**STATED PROBLEM:** Output every line below without omitting or altering anything.

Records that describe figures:
START

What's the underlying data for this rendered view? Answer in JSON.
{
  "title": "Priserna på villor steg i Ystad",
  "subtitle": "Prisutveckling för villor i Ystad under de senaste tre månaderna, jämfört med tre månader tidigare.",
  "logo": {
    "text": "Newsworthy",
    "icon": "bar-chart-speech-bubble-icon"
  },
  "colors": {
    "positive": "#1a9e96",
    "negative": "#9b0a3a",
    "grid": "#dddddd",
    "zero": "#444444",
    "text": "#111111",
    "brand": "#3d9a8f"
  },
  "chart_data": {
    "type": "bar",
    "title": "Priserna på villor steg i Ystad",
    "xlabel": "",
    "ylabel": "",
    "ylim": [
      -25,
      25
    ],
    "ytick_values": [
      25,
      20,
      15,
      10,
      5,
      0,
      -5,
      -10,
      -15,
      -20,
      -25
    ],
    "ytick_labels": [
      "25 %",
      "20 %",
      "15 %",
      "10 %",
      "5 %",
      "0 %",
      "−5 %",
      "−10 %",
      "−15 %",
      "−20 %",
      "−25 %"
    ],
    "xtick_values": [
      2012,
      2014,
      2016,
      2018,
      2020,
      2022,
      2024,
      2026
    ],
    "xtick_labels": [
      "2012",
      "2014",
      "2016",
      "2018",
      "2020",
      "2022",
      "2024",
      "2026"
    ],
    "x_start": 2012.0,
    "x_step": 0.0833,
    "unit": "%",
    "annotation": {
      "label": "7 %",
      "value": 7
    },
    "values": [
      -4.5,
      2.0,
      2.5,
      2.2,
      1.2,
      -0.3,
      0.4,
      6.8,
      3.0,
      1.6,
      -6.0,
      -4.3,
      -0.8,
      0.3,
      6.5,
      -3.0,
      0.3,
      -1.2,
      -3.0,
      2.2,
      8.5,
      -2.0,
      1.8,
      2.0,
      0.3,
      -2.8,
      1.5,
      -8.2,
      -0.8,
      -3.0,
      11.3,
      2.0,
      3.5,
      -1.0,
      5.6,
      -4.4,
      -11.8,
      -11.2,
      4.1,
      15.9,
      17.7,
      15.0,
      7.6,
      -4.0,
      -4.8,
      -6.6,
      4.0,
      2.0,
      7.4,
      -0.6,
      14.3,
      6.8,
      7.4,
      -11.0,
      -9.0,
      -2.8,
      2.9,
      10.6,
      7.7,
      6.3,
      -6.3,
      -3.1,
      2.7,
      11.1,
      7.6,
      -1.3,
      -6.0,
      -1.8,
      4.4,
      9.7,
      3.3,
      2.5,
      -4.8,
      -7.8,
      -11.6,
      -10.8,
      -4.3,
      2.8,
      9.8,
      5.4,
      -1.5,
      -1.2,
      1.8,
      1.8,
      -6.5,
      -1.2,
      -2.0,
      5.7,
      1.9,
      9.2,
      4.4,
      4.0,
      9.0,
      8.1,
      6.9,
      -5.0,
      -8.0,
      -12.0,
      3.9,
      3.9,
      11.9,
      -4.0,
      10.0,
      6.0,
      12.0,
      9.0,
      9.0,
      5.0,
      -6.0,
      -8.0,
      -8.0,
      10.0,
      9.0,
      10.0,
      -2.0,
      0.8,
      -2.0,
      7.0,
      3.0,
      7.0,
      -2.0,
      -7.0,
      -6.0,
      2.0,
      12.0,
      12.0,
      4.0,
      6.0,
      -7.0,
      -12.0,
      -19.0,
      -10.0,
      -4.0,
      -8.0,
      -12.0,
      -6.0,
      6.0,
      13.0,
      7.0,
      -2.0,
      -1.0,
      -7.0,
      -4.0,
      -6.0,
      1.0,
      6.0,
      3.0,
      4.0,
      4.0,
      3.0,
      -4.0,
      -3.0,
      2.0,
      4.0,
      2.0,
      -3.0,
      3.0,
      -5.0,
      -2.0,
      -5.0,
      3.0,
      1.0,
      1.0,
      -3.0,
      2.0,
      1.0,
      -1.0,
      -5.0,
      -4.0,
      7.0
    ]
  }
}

END

**WRITTEN SOLUTION:**
What's the underlying data for this rendered view? Answer in JSON.
{
  "title": "Priserna på villor steg i Ystad",
  "subtitle": "Prisutveckling för villor i Ystad under de senaste tre månaderna, jämfört med tre månader tidigare.",
  "logo": {
    "text": "Newsworthy",
    "icon": "bar-chart-speech-bubble-icon"
  },
  "colors": {
    "positive": "#1a9e96",
    "negative": "#9b0a3a",
    "grid": "#dddddd",
    "zero": "#444444",
    "text": "#111111",
    "brand": "#3d9a8f"
  },
  "chart_data": {
    "type": "bar",
    "title": "Priserna på villor steg i Ystad",
    "xlabel": "",
    "ylabel": "",
    "ylim": [
      -25,
      25
    ],
    "ytick_values": [
      25,
      20,
      15,
      10,
      5,
      0,
      -5,
      -10,
      -15,
      -20,
      -25
    ],
    "ytick_labels": [
      "25 %",
      "20 %",
      "15 %",
      "10 %",
      "5 %",
      "0 %",
      "−5 %",
      "−10 %",
      "−15 %",
      "−20 %",
      "−25 %"
    ],
    "xtick_values": [
      2012,
      2014,
      2016,
      2018,
      2020,
      2022,
      2024,
      2026
    ],
    "xtick_labels": [
      "2012",
      "2014",
      "2016",
      "2018",
      "2020",
      "2022",
      "2024",
      "2026"
    ],
    "x_start": 2012.0,
    "x_step": 0.0833,
    "unit": "%",
    "annotation": {
      "label": "7 %",
      "value": 7
    },
    "values": [
      -4.5,
      2.0,
      2.5,
      2.2,
      1.2,
      -0.3,
      0.4,
      6.8,
      3.0,
      1.6,
      -6.0,
      -4.3,
      -0.8,
      0.3,
      6.5,
      -3.0,
      0.3,
      -1.2,
      -3.0,
      2.2,
      8.5,
      -2.0,
      1.8,
      2.0,
      0.3,
      -2.8,
      1.5,
      -8.2,
      -0.8,
      -3.0,
      11.3,
      2.0,
      3.5,
      -1.0,
      5.6,
      -4.4,
      -11.8,
      -11.2,
      4.1,
      15.9,
      17.7,
      15.0,
      7.6,
      -4.0,
      -4.8,
      -6.6,
      4.0,
      2.0,
      7.4,
      -0.6,
      14.3,
      6.8,
      7.4,
      -11.0,
      -9.0,
      -2.8,
      2.9,
      10.6,
      7.7,
      6.3,
      -6.3,
      -3.1,
      2.7,
      11.1,
      7.6,
      -1.3,
      -6.0,
      -1.8,
      4.4,
      9.7,
      3.3,
      2.5,
      -4.8,
      -7.8,
      -11.6,
      -10.8,
      -4.3,
      2.8,
      9.8,
      5.4,
      -1.5,
      -1.2,
      1.8,
      1.8,
      -6.5,
      -1.2,
      -2.0,
      5.7,
      1.9,
      9.2,
      4.4,
      4.0,
      9.0,
      8.1,
      6.9,
      -5.0,
      -8.0,
      -12.0,
      3.9,
      3.9,
      11.9,
      -4.0,
      10.0,
      6.0,
      12.0,
      9.0,
      9.0,
      5.0,
      -6.0,
      -8.0,
      -8.0,
      10.0,
      9.0,
      10.0,
      -2.0,
      0.8,
      -2.0,
      7.0,
      3.0,
      7.0,
      -2.0,
      -7.0,
      -6.0,
      2.0,
      12.0,
      12.0,
      4.0,
      6.0,
      -7.0,
      -12.0,
      -19.0,
      -10.0,
      -4.0,
      -8.0,
      -12.0,
      -6.0,
      6.0,
      13.0,
      7.0,
      -2.0,
      -1.0,
      -7.0,
      -4.0,
      -6.0,
      1.0,
      6.0,
      3.0,
      4.0,
      4.0,
      3.0,
      -4.0,
      -3.0,
      2.0,
      4.0,
      2.0,
      -3.0,
      3.0,
      -5.0,
      -2.0,
      -5.0,
      3.0,
      1.0,
      1.0,
      -3.0,
      2.0,
      1.0,
      -1.0,
      -5.0,
      -4.0,
      7.0
    ]
  }
}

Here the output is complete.